═════ PAGE EXCERPT ═════

Phosphorosaurus was small compared to most other mosasaurs, but rather standard in size for a halisaurine. Analysis of Phosphorosaurus biology suggests that this mosasaur was a deep-water or nocturnal hunter, potentially preying on animals such as squid and bioluminescent fish similar to the modern lanternfish present in the same areas. The large eyes of Phosphorosaurus had overlapping fields of vision, giving it depth perception, which would have given it an advantage when chasing such animals in poorly-lit conditions. Studies also indicate that the animal was likely an ambush predator that would lie in wait for prey, as it was not as efficient a swimmer as larger mosasaurs, much like other halisaurines.

Konishi et al. 2015 listed the following unambiguous character states for the genus: "Dorsal exposure of prefrontal confined to preorbital segment of frontal; preorbital segment of frontal narrow, sloping anteroventrally; frontal preorbital borders subparallel with each other; interorbital emargination present; frontal lateral border forming a step-like junction between preorbital and interorbital segments; apex of posterodorsal triangular plateau on frontal reaching level of interorbital constriction; frontal articulation facet for postorbitofrontal squareshaped in outline; parietal postorbital process dorsally not separated by ridge from parietal table; and stapedial meatus parallel-sided".

==Classification==
Belgian palaeontologist Louis Dollo defined the genus in 1889, with the description of Phosphorosaurus ortliebi from the upper Maastrichtian Craie phosphateé of Ciply in Belgium. The holotype is a fragmented and incomplete skull that is estimated to have been around 42 cm long. It was reclassified as Halisaurus ortliebi in 1996, but this was not taken up by later authorities due to differences in the cranium.

Below is a cladogram following an analysis by Takuya Konishi and colleagues (2015) done during the description of P. ponpetelegans, which showcases the internal relationships within the Halisaurinae. The analysis excluded the dubious Halisaurus onchognathus and the genus Pluridens.

In their 2023 description of the new Halisaurus species, H. hebae, Shaker et al. performed a phylogenetic analyses of members of the Halisaurinae. They suggested that Phosphorosaurus ponpetelegans and Eonatator coellensis were more closely related to the genus Halisaurus than the type species of their respective genera. They tentatively assigned these species to Halisaurus, with "Phosphorosaurus" ponpetelegans possibly representing a distinct genus in need of a new name. The results of their analyses are displayed in the cladogram below:

=== Species ===
Two species are known, P. ortliebi and P. ponpetelegans, the latter from the oldest Maastrichtian beds located in Hokkaido, Japan. The skull of the latter species is thought to be around 50 cm long. The etymology of P. ponpetelegans derives from the words "ponpet", which means "creek" in Ainu (language of the indigenous peoples of Hokkaido), and "elegans", Latin for "elegant", referencing the exceptional preservation of the holotype specimen of the species and the clean Pankerusano-sawa Creek where the fossil was discovered.

P. ortliebi and P. ponpetelgans can be distinguished from each other by several fossil characters. For instance, the prefrontal postnarial medial lamina are smaller in P. ponpetelgans than in P. ortliebi and the development of prefrontal supraorbital tuberosity is minimal compared to P. ortliebi. In P. ponpetelgans the median dorsal ridge of the frontal becomes weak posterior to the orbits, which does not occur in P. ortliebi.

═════ RECORDS SHOWN ═════

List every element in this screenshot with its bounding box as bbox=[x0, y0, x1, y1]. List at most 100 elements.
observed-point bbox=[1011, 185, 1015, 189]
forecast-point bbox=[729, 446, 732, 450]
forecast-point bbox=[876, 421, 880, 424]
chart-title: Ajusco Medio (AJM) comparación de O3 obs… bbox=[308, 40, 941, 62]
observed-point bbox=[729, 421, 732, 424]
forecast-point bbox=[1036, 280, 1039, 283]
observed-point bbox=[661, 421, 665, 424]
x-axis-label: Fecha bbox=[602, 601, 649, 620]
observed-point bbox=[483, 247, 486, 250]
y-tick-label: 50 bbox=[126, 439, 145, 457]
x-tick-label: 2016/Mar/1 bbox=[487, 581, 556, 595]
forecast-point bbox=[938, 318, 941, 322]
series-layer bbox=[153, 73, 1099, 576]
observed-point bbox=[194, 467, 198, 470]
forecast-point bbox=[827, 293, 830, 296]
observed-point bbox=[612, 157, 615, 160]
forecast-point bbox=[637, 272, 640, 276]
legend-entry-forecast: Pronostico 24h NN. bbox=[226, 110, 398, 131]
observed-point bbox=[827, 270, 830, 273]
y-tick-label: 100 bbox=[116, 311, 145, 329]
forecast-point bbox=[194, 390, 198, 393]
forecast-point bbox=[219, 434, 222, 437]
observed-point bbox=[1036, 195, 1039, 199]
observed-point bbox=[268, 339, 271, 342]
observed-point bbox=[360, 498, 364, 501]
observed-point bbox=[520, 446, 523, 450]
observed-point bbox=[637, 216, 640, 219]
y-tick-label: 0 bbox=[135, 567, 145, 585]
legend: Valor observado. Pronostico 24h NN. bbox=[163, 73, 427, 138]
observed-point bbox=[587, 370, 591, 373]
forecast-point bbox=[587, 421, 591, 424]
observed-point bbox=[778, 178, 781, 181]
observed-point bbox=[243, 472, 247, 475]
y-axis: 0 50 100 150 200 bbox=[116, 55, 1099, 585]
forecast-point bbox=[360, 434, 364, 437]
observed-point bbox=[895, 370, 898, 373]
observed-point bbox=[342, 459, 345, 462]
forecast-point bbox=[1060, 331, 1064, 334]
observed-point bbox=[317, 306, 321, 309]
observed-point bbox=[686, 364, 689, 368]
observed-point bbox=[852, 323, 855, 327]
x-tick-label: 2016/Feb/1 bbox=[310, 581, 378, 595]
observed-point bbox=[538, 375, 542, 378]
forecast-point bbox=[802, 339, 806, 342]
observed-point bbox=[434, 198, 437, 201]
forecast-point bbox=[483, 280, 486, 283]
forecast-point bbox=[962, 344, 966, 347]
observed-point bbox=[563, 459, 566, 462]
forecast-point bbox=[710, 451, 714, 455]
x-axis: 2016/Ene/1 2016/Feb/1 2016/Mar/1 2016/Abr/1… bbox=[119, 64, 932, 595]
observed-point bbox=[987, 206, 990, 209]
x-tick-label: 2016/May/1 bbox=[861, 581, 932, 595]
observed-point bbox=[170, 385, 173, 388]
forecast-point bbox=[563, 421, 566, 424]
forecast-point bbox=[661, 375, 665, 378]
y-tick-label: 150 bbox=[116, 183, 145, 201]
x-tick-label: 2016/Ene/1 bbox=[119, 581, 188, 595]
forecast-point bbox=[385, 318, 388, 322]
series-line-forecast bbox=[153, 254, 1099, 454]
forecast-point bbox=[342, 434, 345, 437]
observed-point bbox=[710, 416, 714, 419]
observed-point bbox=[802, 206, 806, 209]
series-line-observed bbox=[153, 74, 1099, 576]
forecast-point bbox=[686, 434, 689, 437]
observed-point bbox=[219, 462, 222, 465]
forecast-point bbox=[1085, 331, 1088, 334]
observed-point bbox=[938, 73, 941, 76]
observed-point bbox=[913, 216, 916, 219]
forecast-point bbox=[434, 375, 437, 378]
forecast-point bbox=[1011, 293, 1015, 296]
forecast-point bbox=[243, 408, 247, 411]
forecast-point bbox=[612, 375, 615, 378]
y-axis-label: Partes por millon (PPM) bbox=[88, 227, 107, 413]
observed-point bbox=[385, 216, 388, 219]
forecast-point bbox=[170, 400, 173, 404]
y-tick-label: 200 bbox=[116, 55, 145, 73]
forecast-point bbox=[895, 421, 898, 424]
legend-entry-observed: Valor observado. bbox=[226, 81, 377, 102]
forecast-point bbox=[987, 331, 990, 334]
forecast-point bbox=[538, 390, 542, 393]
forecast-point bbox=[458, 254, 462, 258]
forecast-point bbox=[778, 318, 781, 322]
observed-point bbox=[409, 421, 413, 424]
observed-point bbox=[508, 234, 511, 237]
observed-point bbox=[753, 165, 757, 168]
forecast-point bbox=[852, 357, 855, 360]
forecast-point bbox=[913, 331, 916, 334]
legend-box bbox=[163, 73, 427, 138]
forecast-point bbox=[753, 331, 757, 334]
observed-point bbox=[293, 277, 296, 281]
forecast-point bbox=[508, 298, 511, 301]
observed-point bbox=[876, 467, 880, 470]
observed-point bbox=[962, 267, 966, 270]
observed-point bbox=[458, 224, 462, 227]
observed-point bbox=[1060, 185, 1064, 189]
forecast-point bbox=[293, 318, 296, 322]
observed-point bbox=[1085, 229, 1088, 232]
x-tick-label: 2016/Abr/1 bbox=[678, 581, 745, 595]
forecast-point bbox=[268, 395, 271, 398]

═════

▸ ACTIVITY:
Write out the part of the Phosphorosaurus text from "Below is a cladogram" up to and including "the genus Pluridens.". The lines have no connection to the text about Phosphorosaurus.

▸ PROBLEM SOLUTION:
Below is a cladogram following an analysis by Takuya Konishi and colleagues (2015) done during the description of P. ponpetelegans, which showcases the internal relationships within the Halisaurinae. The analysis excluded the dubious Halisaurus onchognathus and the genus Pluridens.